PROBLEM REQUIREMENTS: Give everything from the start of the listing down to and including the line that contains "chart-title: GBPUSD, M30: Pound" as a JSON list of strings, one string per line, with blank lines left out.

Item position entries
— begin —
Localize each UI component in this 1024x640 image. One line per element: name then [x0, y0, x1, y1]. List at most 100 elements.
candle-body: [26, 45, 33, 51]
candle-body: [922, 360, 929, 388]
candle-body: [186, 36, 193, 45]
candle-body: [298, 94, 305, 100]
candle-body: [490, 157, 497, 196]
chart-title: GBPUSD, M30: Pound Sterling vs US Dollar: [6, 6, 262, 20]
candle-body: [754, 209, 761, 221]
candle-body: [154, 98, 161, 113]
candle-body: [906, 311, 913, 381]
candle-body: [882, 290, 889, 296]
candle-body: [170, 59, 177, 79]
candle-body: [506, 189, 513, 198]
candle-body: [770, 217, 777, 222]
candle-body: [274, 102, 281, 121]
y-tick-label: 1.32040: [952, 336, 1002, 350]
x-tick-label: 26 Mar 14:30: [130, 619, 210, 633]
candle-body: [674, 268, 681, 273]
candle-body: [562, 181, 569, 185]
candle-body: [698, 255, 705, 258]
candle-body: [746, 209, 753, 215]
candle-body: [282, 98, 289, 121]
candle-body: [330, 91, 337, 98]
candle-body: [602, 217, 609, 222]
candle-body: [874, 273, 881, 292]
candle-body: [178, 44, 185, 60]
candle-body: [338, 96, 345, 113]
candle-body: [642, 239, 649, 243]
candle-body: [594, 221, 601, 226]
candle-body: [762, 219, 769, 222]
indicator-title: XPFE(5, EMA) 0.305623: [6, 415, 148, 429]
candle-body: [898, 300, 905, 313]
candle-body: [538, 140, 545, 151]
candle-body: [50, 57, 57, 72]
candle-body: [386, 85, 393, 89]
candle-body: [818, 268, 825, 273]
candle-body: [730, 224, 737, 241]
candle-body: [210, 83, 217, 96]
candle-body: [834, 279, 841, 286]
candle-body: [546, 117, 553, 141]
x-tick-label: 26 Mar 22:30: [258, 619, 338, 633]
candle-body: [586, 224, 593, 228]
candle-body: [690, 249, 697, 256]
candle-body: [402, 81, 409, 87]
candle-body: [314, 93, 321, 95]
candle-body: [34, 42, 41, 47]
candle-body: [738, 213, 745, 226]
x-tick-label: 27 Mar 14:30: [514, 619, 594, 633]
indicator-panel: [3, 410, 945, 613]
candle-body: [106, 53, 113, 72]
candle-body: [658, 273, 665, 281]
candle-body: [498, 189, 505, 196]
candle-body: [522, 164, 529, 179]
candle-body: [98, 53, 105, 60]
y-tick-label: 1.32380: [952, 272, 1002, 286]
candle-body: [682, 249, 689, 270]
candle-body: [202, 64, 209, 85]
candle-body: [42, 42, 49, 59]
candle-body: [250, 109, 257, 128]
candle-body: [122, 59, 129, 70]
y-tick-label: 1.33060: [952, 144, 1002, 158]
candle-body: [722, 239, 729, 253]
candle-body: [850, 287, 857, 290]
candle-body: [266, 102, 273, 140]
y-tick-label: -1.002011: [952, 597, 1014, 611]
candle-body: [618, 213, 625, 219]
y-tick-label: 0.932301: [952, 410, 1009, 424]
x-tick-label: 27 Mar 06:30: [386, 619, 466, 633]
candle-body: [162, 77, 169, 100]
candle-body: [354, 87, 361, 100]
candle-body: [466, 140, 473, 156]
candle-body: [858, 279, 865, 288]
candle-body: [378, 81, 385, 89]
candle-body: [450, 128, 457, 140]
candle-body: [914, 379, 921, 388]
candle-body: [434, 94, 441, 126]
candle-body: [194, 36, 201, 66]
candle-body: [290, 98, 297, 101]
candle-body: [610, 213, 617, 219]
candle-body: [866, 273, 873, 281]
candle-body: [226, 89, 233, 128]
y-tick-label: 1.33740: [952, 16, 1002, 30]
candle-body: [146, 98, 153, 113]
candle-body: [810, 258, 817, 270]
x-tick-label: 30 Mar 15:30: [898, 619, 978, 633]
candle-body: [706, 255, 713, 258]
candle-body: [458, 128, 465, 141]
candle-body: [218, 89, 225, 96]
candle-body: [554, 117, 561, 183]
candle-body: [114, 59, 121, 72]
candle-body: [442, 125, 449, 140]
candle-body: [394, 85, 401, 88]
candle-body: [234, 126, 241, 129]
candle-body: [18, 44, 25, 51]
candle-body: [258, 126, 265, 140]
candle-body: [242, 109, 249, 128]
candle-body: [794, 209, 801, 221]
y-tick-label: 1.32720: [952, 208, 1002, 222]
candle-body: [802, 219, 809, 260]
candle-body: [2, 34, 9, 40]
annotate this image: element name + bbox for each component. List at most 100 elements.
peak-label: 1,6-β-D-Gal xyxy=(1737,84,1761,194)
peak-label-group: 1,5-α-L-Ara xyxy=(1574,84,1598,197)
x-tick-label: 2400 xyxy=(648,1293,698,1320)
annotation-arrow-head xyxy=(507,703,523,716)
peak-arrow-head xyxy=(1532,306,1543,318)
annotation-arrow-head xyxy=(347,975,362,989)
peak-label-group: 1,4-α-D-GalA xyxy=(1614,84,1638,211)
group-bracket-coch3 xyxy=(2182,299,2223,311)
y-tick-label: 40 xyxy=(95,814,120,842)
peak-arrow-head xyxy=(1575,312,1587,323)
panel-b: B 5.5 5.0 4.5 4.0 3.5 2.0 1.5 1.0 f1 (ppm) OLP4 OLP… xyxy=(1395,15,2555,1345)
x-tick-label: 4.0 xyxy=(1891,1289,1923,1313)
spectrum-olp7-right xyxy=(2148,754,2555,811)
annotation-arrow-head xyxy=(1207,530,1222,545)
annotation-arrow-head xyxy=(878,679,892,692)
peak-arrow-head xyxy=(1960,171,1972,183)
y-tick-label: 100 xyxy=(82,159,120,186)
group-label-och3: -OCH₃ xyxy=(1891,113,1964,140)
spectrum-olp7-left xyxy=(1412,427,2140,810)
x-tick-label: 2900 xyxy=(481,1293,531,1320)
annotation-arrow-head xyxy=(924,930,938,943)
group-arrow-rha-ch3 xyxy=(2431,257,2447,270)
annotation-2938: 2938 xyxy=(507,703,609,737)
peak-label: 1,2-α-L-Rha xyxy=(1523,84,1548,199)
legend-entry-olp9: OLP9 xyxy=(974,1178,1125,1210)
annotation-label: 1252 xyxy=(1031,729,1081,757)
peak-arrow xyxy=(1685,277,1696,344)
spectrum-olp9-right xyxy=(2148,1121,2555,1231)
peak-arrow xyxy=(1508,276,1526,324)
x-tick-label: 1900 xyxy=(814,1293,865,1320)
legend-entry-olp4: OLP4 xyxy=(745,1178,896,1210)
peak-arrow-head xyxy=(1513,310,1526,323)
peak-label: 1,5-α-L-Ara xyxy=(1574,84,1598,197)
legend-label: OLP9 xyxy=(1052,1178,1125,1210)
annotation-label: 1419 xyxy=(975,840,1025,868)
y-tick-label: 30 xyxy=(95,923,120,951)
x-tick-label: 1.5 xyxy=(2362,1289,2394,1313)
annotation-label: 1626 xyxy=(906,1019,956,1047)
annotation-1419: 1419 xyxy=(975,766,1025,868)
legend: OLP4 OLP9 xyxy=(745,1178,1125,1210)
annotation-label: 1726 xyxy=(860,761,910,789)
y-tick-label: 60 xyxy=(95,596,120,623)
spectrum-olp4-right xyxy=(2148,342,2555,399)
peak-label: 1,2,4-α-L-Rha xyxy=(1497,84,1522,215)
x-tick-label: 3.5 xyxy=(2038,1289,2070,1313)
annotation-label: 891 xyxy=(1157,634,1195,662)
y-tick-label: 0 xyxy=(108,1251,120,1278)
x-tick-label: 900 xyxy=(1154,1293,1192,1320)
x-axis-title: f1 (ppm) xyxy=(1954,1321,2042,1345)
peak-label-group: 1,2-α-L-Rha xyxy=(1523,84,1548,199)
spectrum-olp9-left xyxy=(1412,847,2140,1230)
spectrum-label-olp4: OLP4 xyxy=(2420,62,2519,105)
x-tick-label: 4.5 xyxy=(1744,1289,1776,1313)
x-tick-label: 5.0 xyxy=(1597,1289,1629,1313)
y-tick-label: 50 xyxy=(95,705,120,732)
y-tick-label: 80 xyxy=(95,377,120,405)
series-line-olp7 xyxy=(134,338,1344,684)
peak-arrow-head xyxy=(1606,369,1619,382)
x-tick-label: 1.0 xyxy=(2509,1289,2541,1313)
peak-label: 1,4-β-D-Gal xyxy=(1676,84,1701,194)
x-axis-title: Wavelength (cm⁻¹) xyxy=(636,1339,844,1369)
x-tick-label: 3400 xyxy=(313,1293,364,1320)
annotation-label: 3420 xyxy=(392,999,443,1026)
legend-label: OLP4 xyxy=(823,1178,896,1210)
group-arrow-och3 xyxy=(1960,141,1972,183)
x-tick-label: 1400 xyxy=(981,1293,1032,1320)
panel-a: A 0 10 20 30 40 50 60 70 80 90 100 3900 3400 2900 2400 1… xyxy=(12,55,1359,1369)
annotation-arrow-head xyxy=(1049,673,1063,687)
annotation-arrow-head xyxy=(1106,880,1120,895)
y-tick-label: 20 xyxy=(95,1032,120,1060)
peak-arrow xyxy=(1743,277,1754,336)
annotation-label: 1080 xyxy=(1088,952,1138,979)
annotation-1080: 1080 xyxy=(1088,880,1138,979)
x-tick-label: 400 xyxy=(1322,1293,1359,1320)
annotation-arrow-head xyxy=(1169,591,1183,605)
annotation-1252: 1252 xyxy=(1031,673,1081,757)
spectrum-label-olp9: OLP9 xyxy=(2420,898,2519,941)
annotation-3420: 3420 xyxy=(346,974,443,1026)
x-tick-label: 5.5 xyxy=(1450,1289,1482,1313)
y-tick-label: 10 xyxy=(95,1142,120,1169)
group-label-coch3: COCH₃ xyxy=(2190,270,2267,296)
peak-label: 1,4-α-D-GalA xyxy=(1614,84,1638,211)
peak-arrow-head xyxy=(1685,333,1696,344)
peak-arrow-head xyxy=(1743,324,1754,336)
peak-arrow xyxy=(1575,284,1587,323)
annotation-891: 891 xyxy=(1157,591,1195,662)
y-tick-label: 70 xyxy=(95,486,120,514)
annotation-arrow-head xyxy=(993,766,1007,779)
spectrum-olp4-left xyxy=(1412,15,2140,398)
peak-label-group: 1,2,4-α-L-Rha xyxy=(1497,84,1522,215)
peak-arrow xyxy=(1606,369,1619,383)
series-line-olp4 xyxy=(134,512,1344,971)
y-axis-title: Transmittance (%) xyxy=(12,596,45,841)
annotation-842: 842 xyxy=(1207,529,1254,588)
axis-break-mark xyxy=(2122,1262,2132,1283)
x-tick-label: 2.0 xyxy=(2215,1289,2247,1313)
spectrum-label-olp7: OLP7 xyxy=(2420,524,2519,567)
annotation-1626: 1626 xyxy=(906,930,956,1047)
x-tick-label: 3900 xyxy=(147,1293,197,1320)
— end —
OUTPUT BELOW:
[
  "Localize each UI component in this 1024x640 image. One line per element: name then [x0, y0, x1, y1]. List at most 100 elements.",
  "candle-body: [26, 45, 33, 51]",
  "candle-body: [922, 360, 929, 388]",
  "candle-body: [186, 36, 193, 45]",
  "candle-body: [298, 94, 305, 100]",
  "candle-body: [490, 157, 497, 196]",
  "chart-title: GBPUSD, M30: Pound Sterling vs US Dollar: [6, 6, 262, 20]"
]